■ INSTRUCTIONS TO FOLLOW: How many of the lines below hold the word "Release"? Answer only with the number.

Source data
────────────────────────────────────────
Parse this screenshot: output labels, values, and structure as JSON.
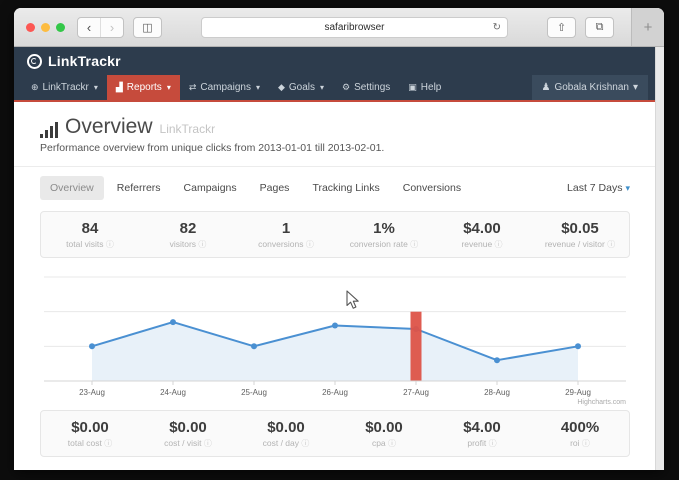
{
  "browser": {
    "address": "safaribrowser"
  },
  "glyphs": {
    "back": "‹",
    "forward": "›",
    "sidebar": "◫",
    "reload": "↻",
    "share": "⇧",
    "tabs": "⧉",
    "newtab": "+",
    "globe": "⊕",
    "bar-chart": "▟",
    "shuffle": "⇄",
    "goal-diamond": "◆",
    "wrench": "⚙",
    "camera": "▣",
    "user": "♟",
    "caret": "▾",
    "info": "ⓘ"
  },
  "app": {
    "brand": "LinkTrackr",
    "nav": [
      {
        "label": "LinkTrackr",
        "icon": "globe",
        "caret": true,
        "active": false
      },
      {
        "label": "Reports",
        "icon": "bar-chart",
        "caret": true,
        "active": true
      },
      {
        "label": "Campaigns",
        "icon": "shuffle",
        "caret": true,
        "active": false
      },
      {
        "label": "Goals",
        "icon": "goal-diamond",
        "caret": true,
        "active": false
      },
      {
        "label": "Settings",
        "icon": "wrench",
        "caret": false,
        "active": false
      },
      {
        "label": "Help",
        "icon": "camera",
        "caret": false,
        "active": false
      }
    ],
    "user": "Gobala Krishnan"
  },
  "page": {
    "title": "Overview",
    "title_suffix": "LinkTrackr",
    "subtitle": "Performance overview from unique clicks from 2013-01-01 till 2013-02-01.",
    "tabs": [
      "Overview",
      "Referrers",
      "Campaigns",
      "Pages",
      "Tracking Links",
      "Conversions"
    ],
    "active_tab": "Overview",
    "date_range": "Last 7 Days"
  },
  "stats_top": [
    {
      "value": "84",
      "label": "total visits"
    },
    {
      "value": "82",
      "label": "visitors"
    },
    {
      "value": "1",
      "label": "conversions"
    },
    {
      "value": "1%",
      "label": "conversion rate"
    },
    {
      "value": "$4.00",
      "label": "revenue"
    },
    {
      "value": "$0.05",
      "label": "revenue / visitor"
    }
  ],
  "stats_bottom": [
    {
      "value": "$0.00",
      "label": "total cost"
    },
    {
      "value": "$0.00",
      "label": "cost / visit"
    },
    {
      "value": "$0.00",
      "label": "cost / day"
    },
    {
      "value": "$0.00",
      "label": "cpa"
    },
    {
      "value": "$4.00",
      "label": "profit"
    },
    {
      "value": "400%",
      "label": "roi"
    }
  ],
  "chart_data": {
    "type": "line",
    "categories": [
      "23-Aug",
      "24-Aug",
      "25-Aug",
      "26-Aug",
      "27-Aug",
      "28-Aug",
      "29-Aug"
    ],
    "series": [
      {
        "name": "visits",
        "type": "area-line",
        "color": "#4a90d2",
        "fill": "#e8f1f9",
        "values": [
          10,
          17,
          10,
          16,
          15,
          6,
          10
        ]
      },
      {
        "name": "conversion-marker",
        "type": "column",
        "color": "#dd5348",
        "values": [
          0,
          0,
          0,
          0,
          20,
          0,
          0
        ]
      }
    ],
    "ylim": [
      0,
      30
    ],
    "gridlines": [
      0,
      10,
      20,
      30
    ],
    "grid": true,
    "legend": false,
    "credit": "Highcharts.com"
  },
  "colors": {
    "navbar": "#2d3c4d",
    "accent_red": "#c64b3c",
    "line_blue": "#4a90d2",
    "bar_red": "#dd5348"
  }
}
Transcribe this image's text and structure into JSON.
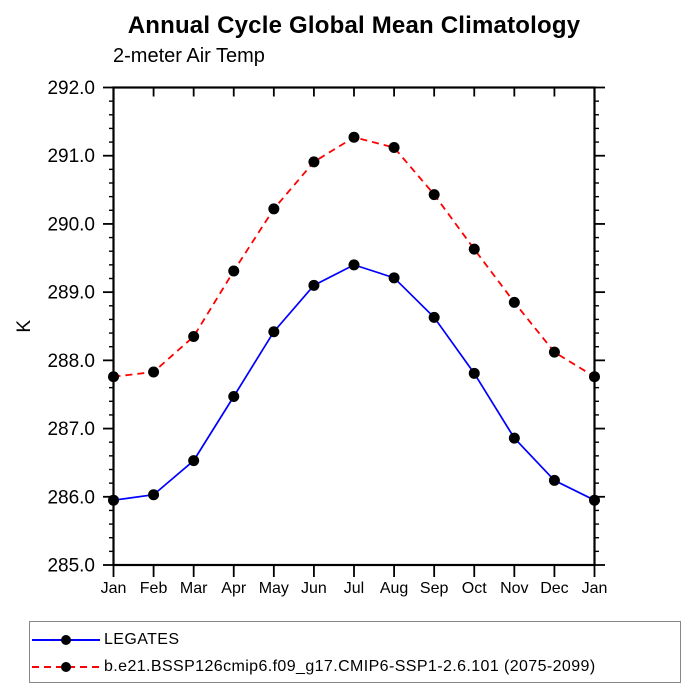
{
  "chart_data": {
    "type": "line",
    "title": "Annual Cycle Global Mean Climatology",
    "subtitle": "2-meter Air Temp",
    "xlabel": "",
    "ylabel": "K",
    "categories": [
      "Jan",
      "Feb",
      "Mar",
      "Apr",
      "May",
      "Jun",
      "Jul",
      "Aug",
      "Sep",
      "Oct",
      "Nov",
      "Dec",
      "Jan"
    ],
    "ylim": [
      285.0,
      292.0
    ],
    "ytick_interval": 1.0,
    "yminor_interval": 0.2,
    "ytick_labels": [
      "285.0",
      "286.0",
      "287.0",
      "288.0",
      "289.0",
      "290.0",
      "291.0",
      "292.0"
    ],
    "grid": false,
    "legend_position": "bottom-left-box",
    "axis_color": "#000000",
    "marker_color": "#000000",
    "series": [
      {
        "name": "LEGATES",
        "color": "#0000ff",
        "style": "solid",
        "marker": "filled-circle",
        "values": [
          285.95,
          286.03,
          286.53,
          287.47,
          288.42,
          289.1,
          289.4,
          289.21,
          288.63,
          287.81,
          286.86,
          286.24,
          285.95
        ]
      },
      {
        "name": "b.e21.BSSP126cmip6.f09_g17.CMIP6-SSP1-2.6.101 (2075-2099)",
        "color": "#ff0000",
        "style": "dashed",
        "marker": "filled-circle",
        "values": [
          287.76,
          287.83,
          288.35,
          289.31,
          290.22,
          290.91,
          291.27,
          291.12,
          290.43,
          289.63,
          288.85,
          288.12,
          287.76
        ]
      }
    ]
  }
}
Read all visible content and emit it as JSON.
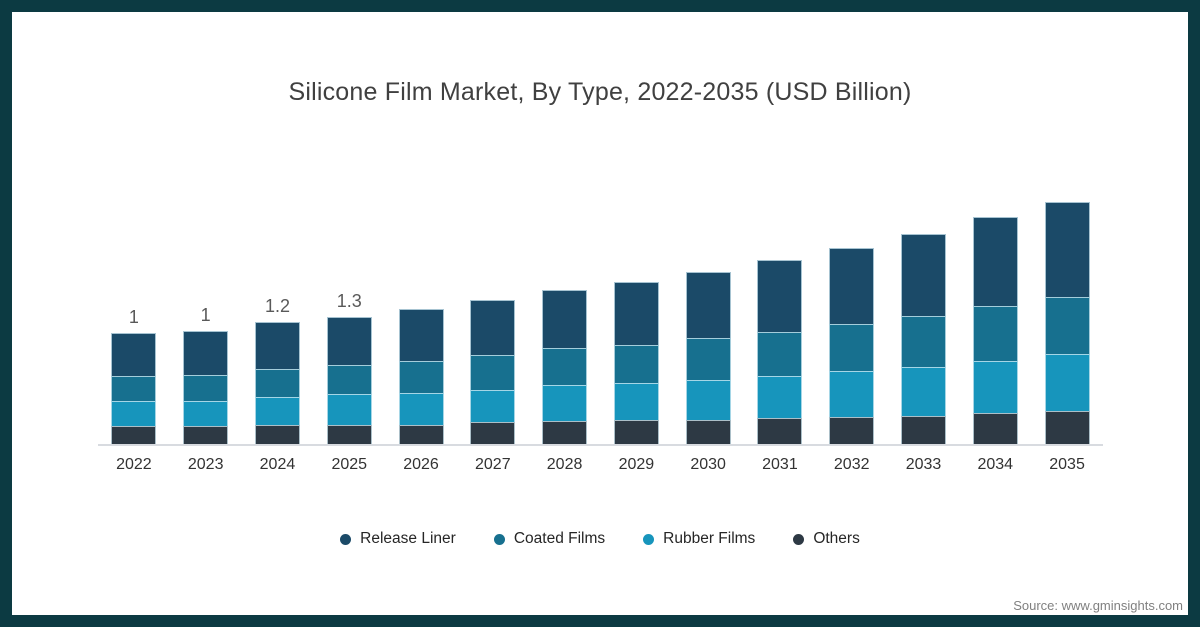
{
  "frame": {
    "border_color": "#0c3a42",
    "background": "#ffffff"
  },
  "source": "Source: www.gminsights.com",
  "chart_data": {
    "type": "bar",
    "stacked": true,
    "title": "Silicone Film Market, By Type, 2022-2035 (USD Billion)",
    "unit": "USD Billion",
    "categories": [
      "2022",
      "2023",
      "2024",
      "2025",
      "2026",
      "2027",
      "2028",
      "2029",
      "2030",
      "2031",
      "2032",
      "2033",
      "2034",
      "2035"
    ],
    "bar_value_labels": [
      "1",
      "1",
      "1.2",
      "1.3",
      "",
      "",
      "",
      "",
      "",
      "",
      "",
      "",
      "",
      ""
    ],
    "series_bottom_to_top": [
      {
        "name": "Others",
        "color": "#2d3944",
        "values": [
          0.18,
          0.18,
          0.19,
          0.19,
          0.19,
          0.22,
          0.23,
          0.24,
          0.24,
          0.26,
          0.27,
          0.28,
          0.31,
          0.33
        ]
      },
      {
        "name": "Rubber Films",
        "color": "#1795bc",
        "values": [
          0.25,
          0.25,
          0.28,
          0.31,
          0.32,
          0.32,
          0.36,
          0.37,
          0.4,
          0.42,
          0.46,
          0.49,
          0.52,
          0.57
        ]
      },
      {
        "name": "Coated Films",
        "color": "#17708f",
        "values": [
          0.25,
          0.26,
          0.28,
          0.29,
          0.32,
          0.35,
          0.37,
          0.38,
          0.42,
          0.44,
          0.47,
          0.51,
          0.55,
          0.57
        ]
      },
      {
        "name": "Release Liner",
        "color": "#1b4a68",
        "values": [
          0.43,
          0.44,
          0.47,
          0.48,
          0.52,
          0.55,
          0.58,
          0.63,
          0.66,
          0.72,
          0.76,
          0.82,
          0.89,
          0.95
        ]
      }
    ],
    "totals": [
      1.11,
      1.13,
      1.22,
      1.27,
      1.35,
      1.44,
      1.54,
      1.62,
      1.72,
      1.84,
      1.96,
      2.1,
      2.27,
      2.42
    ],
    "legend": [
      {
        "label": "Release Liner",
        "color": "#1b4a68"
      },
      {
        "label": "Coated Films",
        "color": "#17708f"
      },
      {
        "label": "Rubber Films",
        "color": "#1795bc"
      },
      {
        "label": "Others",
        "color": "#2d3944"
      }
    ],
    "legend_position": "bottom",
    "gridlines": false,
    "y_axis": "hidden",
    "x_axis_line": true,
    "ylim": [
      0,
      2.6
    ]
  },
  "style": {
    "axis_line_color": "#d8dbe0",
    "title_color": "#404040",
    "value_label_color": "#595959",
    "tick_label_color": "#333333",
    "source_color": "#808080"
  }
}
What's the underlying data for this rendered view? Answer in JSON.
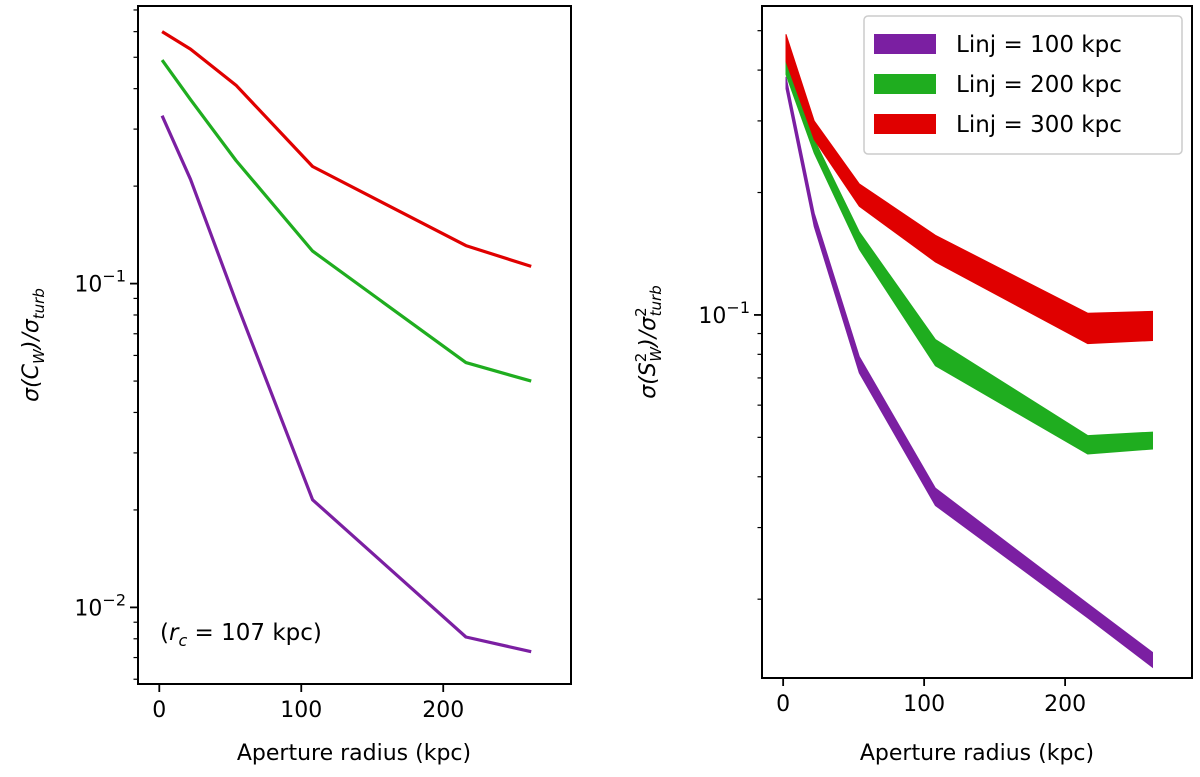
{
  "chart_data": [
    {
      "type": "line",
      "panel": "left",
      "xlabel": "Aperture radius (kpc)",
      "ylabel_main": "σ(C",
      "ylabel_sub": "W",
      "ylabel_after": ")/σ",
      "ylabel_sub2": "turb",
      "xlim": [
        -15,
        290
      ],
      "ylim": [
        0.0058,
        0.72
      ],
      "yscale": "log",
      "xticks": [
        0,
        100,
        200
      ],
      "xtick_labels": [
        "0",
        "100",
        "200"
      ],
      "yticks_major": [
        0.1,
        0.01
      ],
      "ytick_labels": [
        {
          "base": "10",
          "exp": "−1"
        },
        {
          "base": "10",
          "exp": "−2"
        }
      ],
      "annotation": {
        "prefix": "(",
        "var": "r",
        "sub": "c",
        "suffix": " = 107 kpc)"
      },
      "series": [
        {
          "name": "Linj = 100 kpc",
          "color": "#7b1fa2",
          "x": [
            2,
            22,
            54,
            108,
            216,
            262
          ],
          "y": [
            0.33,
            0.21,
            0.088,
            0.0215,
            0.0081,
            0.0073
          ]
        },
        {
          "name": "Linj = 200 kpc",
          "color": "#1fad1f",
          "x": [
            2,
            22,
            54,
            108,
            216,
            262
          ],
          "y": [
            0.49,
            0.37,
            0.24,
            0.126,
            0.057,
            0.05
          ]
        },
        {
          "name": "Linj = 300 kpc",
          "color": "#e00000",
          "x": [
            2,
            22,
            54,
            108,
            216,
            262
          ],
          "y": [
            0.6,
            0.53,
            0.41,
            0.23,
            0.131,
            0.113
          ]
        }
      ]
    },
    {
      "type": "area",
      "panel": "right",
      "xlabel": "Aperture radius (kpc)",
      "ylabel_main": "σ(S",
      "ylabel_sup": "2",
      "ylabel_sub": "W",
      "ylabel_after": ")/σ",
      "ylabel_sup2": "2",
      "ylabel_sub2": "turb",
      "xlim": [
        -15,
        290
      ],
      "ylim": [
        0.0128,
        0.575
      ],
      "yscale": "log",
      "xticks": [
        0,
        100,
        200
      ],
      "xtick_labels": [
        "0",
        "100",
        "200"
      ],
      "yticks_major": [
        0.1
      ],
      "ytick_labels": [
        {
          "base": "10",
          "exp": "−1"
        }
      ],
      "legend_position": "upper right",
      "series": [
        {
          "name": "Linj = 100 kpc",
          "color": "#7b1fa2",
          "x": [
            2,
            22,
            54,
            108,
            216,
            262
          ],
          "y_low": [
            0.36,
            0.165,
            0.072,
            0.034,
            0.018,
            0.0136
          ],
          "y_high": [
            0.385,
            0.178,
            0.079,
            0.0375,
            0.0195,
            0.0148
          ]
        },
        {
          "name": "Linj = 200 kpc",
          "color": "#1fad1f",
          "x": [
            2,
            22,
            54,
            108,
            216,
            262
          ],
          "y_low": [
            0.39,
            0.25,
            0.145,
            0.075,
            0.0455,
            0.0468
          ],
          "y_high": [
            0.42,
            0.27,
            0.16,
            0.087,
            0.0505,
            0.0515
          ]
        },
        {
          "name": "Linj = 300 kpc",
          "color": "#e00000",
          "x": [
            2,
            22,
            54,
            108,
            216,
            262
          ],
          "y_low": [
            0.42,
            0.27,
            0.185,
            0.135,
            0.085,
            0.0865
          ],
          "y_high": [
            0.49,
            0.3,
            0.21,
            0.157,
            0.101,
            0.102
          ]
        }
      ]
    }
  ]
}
────────────────────────────────────────
■ PROBLEM SOLUTION: 2